### [Requirements]
Report the number of lines in the entries below that include the word "pedala", and nothing else.

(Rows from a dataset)
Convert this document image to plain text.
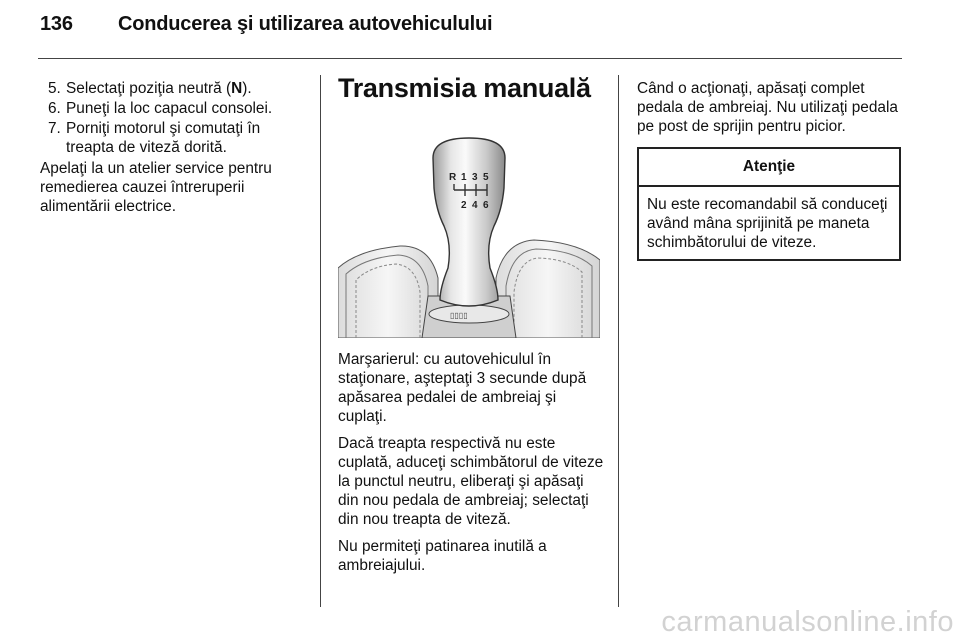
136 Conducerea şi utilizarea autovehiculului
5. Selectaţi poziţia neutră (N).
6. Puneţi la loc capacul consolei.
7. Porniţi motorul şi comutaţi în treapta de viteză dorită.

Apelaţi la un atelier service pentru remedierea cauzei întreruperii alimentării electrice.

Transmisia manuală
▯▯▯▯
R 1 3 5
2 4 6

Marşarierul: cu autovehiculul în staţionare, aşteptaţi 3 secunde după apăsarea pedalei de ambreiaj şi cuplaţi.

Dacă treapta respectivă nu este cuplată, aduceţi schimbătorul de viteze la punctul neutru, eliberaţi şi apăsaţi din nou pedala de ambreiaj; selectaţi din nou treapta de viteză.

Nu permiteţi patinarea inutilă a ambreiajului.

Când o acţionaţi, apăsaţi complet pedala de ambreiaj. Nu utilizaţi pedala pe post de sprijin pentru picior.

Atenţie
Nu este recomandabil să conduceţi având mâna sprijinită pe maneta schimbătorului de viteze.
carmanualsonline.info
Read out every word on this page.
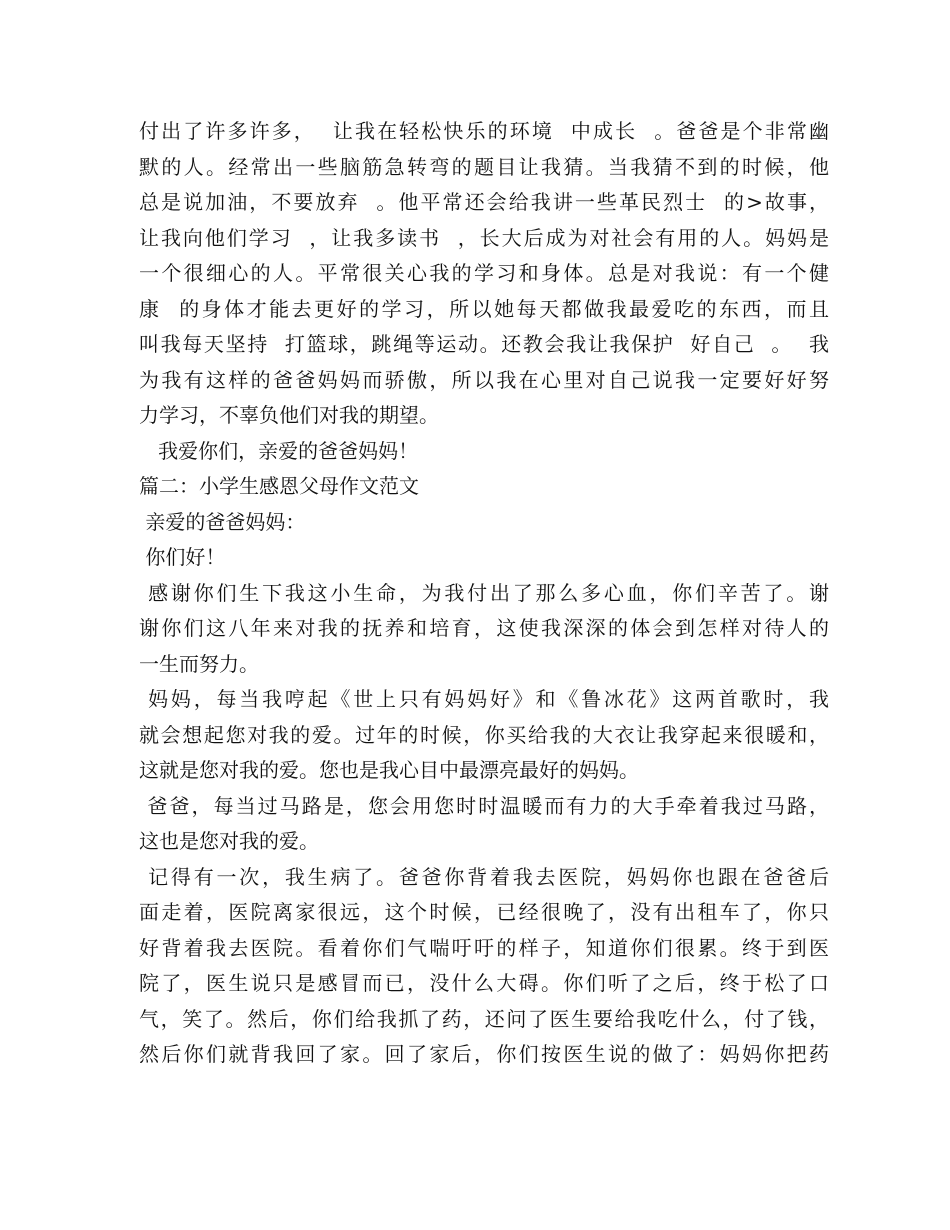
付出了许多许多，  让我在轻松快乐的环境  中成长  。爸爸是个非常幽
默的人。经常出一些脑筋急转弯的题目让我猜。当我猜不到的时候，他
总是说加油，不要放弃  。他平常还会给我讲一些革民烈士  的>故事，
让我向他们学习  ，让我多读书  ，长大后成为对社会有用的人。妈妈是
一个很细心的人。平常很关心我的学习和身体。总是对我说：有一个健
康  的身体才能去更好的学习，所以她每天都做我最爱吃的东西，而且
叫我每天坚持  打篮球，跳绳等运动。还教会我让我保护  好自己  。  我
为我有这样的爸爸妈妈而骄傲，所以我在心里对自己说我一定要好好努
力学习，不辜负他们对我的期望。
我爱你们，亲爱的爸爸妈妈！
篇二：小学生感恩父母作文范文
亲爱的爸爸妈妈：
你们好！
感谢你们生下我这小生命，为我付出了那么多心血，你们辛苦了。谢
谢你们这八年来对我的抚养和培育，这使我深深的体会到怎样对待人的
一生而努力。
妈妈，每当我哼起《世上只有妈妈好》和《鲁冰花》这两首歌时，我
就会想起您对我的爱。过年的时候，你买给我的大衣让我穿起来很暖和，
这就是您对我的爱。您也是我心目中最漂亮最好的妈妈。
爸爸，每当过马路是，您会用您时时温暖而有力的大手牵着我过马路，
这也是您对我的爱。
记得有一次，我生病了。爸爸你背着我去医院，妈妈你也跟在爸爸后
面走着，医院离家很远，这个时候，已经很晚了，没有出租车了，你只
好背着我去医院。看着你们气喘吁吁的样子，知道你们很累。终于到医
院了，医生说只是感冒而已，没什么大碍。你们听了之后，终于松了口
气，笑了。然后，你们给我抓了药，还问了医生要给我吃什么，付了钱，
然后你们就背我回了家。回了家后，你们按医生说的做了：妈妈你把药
---
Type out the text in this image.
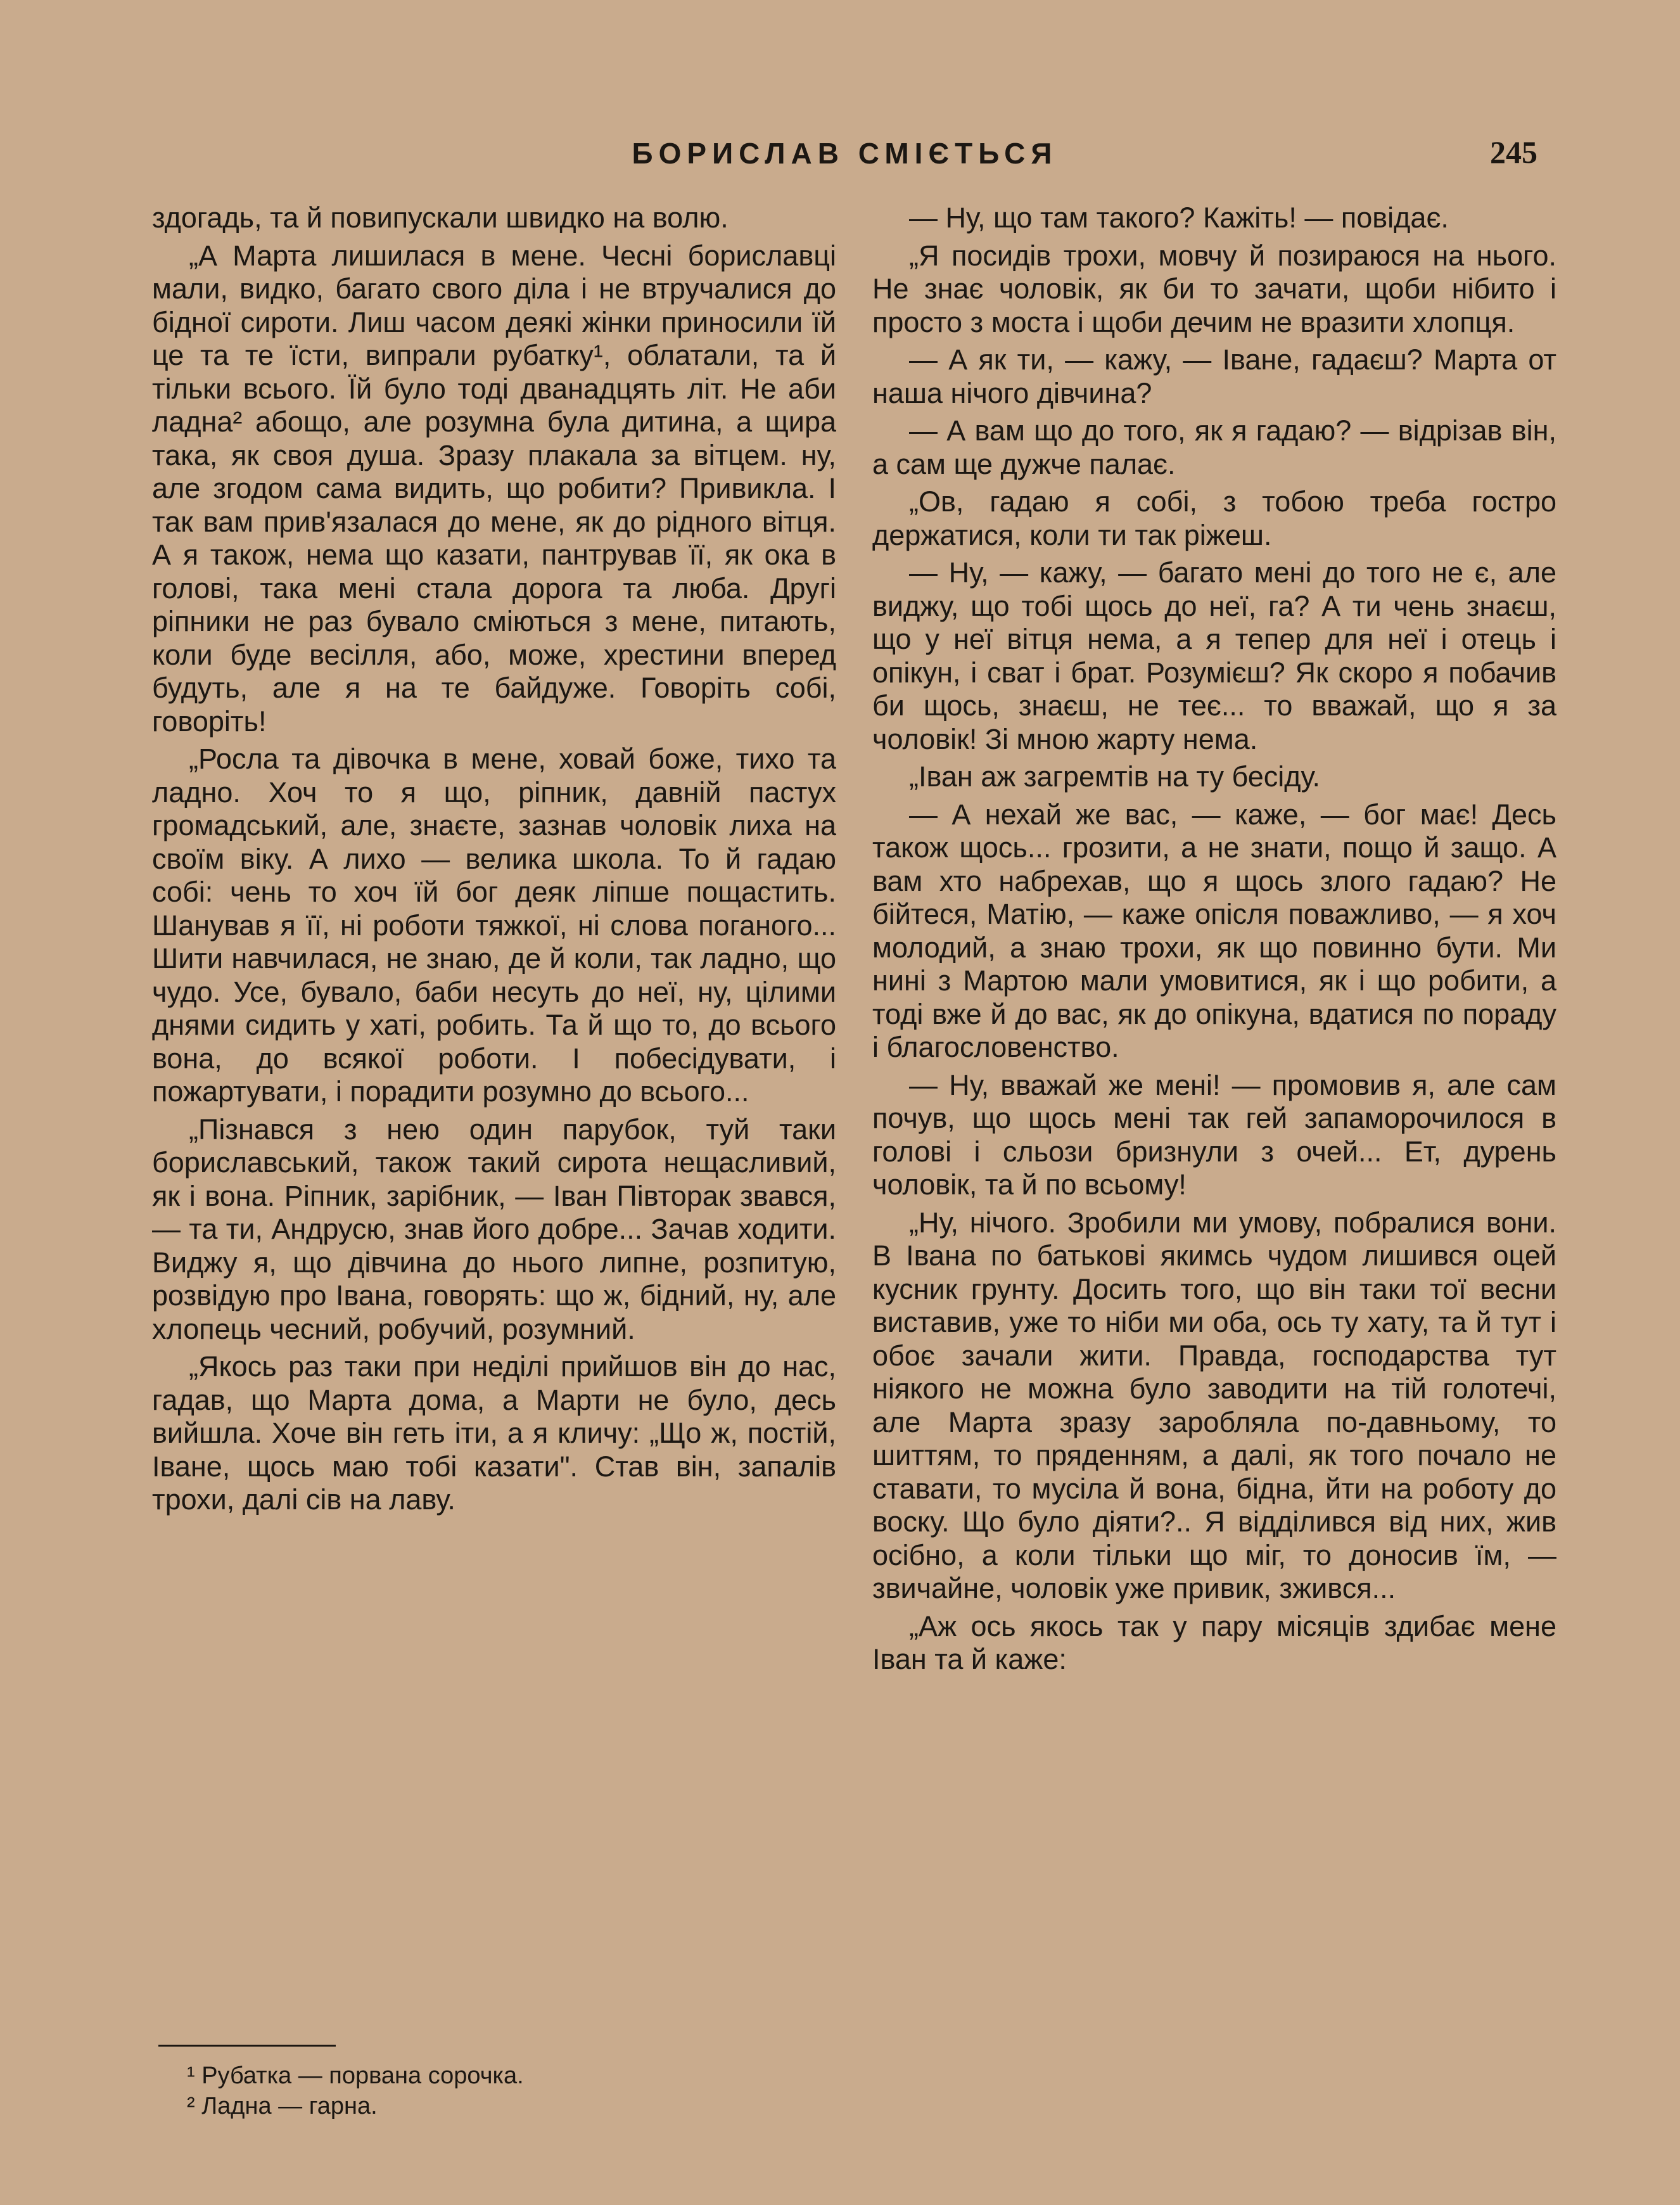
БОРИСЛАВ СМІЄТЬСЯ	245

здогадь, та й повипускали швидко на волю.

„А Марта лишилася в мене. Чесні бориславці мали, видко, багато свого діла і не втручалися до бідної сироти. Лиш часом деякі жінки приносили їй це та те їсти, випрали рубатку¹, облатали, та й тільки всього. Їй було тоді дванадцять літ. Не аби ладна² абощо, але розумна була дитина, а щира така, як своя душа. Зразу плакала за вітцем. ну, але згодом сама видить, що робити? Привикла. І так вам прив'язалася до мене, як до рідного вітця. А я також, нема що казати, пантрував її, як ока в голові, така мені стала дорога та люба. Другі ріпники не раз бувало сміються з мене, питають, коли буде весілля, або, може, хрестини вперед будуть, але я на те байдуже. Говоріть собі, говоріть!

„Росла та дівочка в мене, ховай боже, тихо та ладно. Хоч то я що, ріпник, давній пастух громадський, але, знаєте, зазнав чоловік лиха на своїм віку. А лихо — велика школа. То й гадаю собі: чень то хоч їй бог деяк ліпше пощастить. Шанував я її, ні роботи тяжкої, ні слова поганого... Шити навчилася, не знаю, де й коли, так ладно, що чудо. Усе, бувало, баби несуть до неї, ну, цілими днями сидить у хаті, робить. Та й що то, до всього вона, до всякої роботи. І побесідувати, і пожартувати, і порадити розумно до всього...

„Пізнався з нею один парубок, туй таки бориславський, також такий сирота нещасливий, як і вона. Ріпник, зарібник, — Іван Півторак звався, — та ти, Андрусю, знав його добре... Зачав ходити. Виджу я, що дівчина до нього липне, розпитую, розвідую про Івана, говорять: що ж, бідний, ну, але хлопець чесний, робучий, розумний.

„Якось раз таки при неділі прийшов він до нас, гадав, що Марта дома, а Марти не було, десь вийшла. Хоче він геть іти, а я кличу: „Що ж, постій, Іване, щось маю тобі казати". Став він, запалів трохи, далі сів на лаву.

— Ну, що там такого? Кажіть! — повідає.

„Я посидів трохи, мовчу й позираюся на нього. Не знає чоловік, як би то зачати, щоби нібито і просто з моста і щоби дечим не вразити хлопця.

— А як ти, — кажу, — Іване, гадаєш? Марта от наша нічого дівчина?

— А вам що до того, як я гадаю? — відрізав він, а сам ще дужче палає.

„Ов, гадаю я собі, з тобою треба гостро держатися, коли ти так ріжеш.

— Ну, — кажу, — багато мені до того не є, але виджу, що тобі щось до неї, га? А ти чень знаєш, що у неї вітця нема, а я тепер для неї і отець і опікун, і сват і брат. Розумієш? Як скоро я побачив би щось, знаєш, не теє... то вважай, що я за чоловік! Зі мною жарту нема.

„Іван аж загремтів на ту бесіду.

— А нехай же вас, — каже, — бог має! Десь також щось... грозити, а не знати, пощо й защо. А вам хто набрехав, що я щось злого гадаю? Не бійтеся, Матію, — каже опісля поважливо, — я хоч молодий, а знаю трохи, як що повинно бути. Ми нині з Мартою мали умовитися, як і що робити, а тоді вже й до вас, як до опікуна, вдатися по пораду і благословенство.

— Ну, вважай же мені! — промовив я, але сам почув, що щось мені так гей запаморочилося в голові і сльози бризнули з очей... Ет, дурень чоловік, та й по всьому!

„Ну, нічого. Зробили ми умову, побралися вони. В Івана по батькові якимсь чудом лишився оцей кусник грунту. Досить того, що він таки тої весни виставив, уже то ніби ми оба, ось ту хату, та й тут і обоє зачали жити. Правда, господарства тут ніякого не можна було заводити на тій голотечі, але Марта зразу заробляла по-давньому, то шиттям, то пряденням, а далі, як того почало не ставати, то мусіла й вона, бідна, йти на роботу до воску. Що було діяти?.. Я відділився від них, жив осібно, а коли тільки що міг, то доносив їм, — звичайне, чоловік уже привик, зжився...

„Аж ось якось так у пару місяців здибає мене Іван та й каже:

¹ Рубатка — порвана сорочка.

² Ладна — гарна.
--
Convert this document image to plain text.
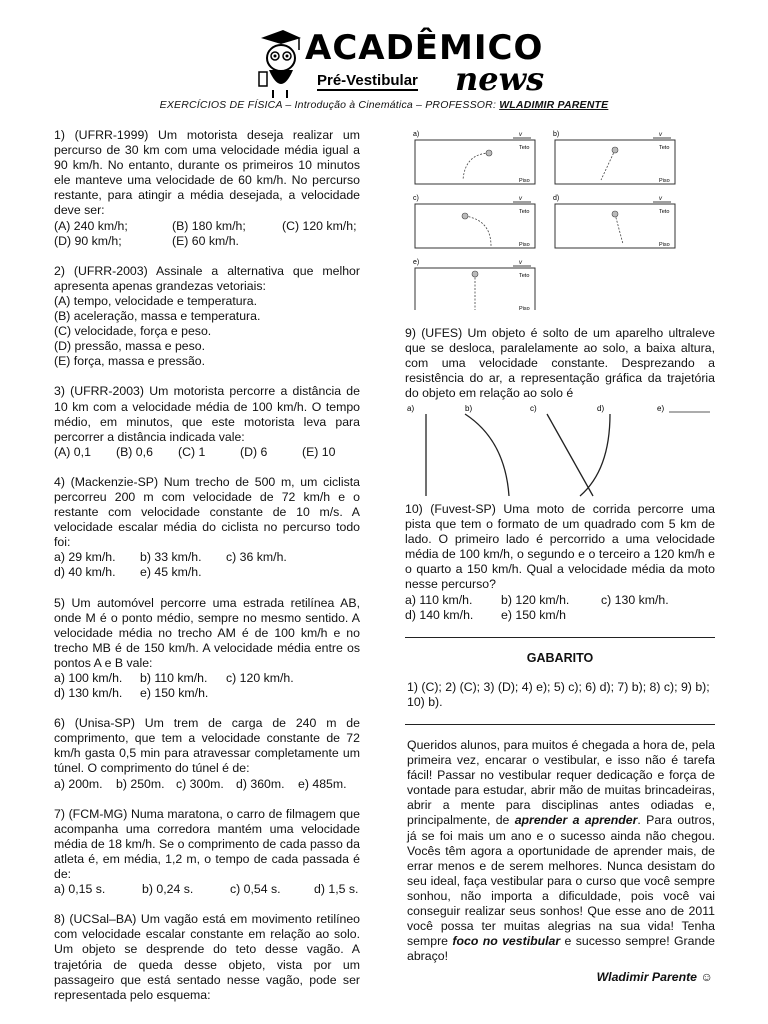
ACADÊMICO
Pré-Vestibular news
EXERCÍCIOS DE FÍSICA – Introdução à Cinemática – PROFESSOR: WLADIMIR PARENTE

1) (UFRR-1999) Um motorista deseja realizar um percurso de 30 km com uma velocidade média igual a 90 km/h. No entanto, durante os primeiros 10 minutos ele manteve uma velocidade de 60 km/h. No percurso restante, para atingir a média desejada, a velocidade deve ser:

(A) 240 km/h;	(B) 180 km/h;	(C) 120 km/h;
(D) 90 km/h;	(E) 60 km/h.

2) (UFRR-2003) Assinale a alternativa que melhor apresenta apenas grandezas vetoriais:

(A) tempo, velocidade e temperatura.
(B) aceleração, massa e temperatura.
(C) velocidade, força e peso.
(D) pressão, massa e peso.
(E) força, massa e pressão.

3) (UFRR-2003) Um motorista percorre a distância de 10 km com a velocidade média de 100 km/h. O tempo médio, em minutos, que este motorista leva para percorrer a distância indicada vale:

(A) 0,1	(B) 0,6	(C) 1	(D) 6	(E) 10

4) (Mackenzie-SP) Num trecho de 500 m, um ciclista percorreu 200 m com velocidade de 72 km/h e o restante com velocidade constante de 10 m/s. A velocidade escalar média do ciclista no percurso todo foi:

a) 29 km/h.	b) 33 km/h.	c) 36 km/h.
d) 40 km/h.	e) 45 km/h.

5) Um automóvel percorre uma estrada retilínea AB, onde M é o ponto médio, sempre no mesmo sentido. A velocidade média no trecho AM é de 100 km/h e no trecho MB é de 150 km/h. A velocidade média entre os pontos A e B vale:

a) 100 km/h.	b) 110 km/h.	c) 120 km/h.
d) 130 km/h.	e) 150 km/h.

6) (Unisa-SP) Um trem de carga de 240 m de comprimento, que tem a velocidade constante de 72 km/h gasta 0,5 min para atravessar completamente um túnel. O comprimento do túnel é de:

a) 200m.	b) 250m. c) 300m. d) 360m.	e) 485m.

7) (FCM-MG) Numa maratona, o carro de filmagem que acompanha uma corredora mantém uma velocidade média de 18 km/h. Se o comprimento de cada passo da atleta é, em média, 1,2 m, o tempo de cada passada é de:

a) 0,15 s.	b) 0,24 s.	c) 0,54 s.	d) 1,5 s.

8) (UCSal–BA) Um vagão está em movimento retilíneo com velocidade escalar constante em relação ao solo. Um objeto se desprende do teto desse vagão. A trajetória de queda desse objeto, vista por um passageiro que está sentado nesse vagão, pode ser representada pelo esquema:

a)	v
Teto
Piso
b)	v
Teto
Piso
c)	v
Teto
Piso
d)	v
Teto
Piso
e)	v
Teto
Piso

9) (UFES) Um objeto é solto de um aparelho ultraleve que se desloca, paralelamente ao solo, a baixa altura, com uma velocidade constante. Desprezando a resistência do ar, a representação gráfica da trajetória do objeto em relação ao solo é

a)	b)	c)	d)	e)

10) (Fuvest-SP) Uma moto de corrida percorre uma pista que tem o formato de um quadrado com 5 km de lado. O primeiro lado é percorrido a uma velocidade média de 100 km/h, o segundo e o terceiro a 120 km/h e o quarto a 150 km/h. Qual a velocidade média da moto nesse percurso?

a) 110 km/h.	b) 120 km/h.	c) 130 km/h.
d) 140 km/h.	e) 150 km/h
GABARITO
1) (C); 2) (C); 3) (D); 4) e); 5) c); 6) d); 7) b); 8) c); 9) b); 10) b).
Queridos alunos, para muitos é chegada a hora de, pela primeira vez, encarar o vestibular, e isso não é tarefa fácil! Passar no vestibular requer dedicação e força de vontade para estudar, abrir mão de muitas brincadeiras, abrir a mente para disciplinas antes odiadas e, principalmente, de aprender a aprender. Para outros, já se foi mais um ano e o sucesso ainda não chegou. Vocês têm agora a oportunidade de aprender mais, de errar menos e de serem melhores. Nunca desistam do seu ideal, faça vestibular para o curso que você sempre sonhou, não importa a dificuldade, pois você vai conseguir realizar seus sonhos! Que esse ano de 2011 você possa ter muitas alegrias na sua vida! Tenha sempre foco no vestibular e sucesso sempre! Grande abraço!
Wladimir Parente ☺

### [Exercise solution]
2